### REQUIRED WORK
Write out exactly the lines from the one containing "Read this page and output its text content." through the last line of the records below, both included, and leave out any pictures.

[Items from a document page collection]
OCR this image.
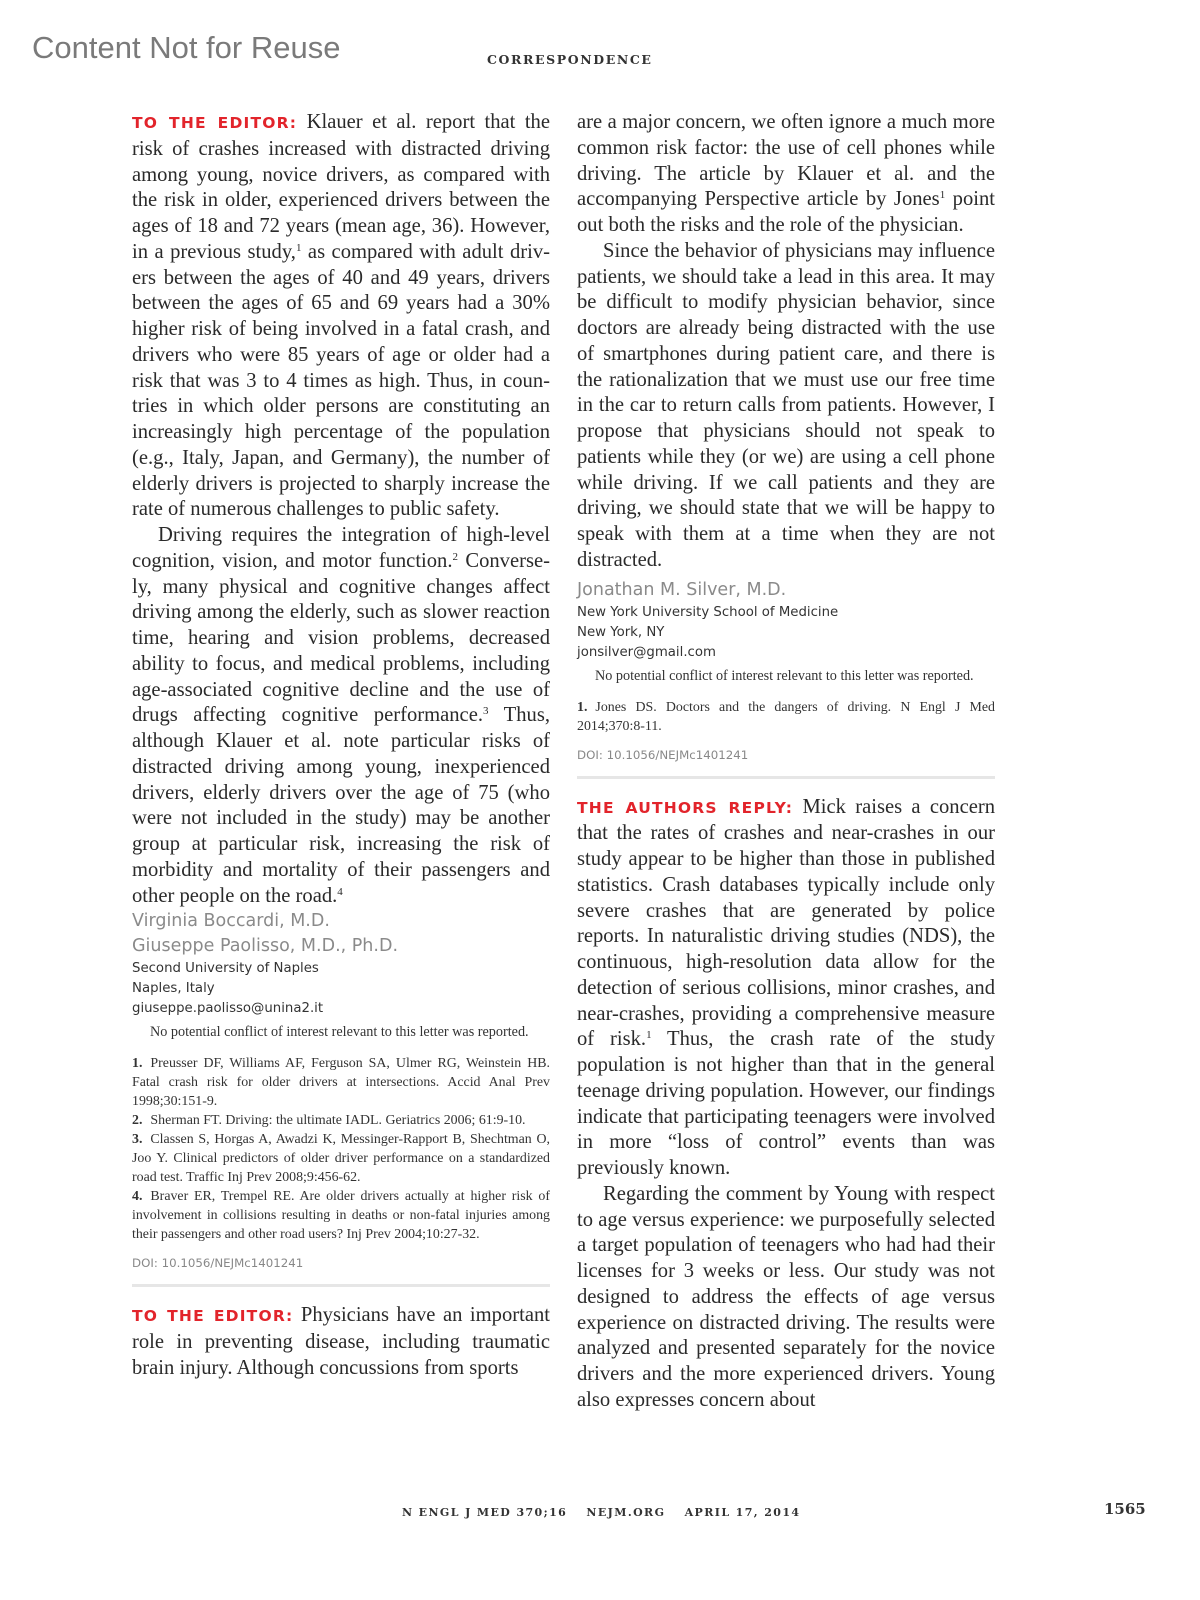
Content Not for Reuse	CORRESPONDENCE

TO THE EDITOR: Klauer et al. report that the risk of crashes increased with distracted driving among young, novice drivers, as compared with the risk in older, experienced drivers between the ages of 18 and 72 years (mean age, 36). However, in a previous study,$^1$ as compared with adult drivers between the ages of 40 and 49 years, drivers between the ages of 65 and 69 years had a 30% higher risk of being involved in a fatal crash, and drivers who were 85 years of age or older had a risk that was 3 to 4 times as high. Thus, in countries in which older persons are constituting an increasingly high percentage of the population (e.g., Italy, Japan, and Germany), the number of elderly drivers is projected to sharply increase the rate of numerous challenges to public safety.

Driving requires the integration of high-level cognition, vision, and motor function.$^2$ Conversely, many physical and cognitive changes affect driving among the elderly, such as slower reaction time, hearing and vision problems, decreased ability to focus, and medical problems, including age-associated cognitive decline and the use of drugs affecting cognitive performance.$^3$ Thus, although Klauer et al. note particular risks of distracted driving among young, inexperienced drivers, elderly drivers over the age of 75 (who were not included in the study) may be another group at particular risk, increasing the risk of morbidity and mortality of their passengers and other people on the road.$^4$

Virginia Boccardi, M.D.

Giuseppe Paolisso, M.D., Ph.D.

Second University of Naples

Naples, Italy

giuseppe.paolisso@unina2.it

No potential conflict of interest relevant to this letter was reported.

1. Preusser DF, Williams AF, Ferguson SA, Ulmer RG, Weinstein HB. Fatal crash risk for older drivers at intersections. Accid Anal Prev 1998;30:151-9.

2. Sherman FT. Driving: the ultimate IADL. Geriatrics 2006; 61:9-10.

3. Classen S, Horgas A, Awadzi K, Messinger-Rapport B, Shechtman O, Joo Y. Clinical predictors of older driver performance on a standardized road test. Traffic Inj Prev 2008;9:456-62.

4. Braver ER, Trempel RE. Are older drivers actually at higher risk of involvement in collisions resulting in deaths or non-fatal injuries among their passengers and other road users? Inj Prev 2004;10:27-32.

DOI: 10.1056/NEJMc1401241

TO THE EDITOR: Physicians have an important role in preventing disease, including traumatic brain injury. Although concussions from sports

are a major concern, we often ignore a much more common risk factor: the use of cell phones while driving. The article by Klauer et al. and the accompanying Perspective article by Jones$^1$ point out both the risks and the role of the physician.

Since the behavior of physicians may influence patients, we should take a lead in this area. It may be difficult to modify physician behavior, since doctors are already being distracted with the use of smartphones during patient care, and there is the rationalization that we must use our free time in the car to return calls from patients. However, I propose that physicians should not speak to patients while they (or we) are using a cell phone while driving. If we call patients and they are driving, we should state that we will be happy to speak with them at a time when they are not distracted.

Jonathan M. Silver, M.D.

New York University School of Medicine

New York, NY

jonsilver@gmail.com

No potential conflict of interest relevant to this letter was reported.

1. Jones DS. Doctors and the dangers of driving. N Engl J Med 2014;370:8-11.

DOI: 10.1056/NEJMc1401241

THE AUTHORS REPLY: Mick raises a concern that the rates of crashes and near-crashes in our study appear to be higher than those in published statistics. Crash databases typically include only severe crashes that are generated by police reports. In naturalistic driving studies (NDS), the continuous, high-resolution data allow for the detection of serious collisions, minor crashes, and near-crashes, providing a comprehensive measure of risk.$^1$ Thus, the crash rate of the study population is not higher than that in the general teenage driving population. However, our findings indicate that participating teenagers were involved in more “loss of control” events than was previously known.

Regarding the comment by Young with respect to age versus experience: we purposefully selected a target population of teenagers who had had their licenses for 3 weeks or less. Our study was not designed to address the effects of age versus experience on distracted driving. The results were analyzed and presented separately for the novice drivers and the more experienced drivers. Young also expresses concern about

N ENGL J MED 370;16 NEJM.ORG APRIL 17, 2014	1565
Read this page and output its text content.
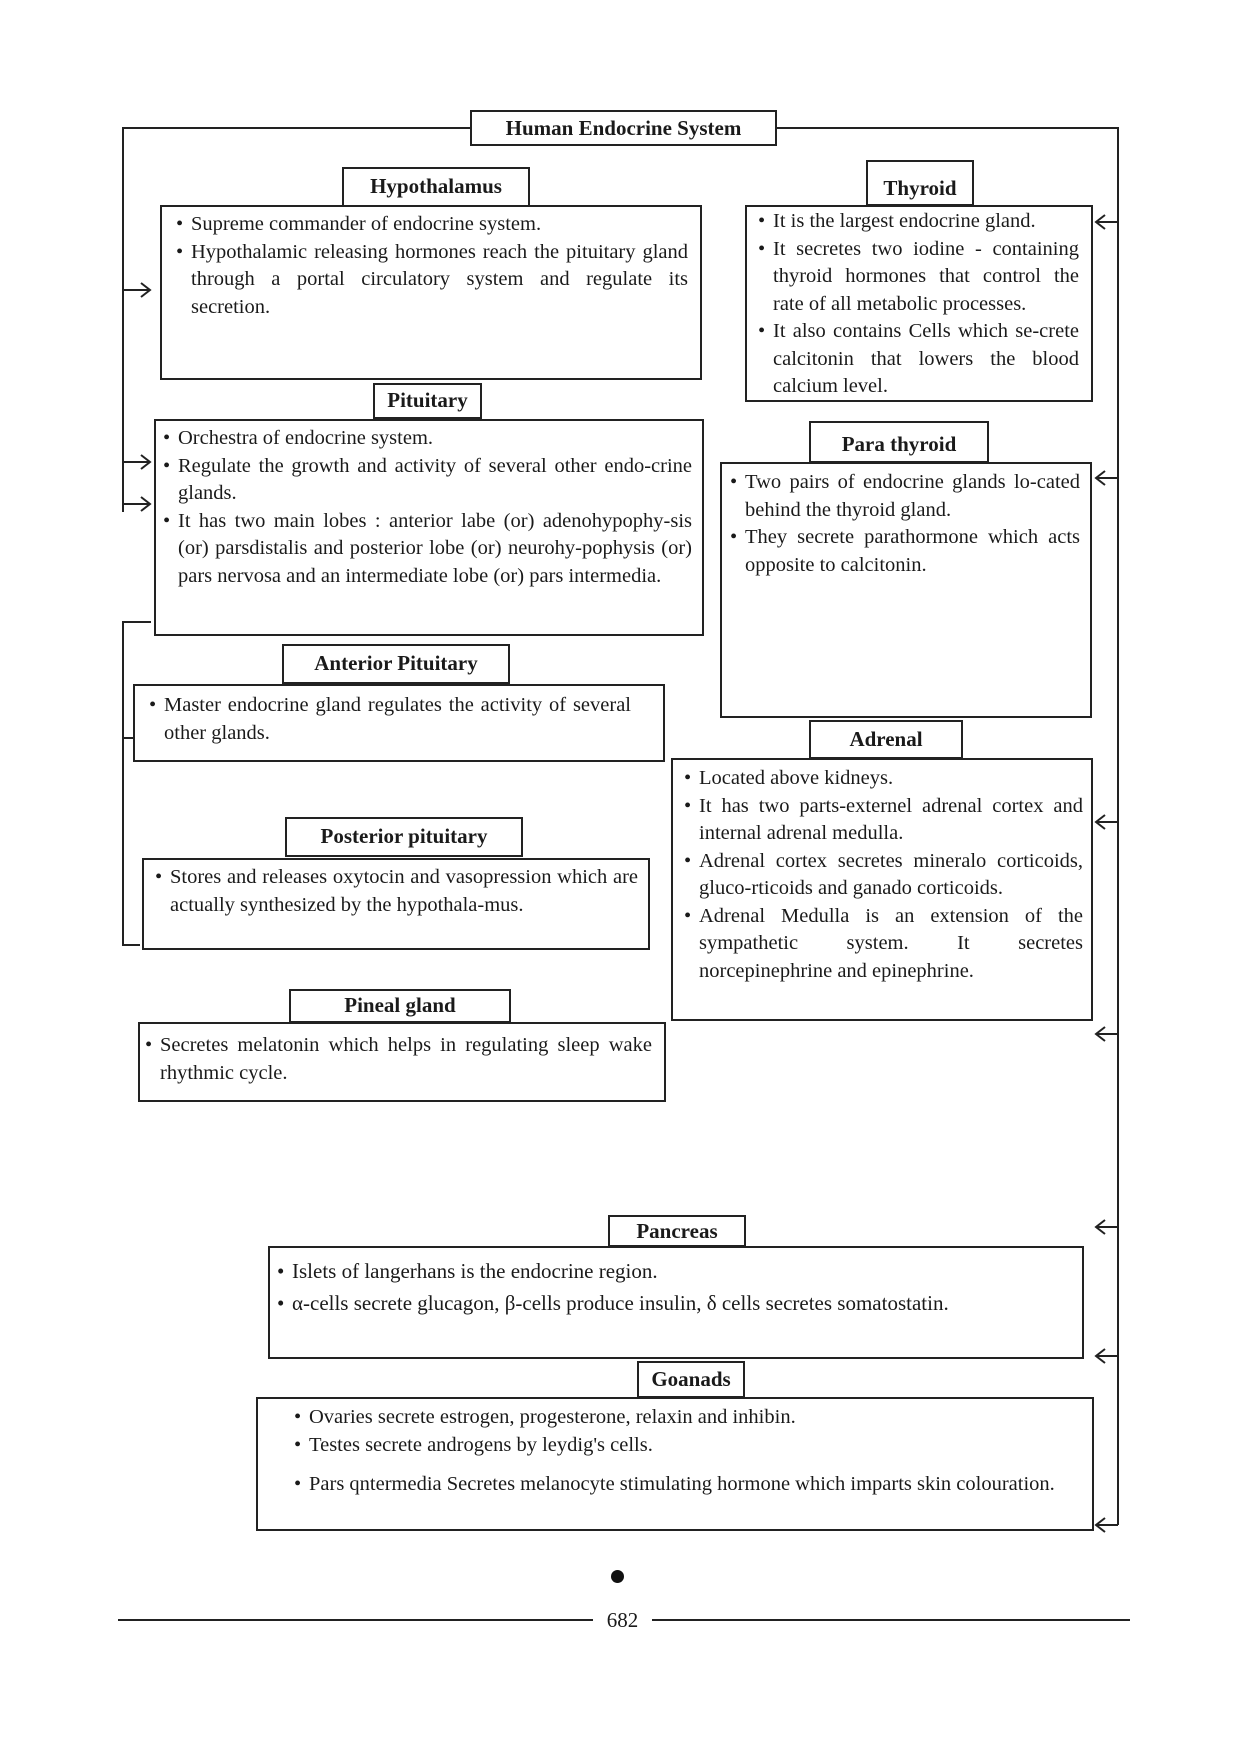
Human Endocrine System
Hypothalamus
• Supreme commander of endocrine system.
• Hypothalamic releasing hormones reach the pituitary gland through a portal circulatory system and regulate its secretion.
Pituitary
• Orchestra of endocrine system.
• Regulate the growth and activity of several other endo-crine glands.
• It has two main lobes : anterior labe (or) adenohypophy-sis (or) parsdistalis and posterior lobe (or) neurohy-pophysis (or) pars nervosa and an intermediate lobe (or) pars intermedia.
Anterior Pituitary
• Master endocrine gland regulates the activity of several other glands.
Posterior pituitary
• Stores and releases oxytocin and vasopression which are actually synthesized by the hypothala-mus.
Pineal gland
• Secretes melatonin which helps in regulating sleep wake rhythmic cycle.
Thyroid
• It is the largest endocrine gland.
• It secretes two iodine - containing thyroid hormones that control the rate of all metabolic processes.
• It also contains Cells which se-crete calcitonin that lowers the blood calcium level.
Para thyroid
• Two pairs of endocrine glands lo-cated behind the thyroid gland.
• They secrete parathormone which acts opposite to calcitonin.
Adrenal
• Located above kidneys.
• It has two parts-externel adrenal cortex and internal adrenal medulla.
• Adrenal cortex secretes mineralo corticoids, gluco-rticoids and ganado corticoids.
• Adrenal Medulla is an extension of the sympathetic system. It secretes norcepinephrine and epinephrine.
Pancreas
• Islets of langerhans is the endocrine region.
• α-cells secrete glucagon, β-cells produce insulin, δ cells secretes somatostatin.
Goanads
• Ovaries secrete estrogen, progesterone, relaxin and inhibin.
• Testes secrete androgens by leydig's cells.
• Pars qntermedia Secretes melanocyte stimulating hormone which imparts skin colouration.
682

### OUTPUT OF THE TASK
Read this page and output its text content.
Human Endocrine System
Hypothalamus
• Supreme commander of endocrine system.
• Hypothalamic releasing hormones reach the pituitary gland through a portal circulatory system and regulate its secretion.
Pituitary
• Orchestra of endocrine system.
• Regulate the growth and activity of several other endo-crine glands.
• It has two main lobes : anterior labe (or) adenohypophy-sis (or) parsdistalis and posterior lobe (or) neurohy-pophysis (or) pars nervosa and an intermediate lobe (or) pars intermedia.
Anterior Pituitary
• Master endocrine gland regulates the activity of several other glands.
Posterior pituitary
• Stores and releases oxytocin and vasopression which are actually synthesized by the hypothala-mus.
Pineal gland
• Secretes melatonin which helps in regulating sleep wake rhythmic cycle.
Thyroid
• It is the largest endocrine gland.
• It secretes two iodine - containing thyroid hormones that control the rate of all metabolic processes.
• It also contains Cells which se-crete calcitonin that lowers the blood calcium level.
Para thyroid
• Two pairs of endocrine glands lo-cated behind the thyroid gland.
• They secrete parathormone which acts opposite to calcitonin.
Adrenal
• Located above kidneys.
• It has two parts-externel adrenal cortex and internal adrenal medulla.
• Adrenal cortex secretes mineralo corticoids, gluco-rticoids and ganado corticoids.
• Adrenal Medulla is an extension of the sympathetic system. It secretes norcepinephrine and epinephrine.
Pancreas
• Islets of langerhans is the endocrine region.
• α-cells secrete glucagon, β-cells produce insulin, δ cells secretes somatostatin.
Goanads
• Ovaries secrete estrogen, progesterone, relaxin and inhibin.
• Testes secrete androgens by leydig's cells.
• Pars qntermedia Secretes melanocyte stimulating hormone which imparts skin colouration.
682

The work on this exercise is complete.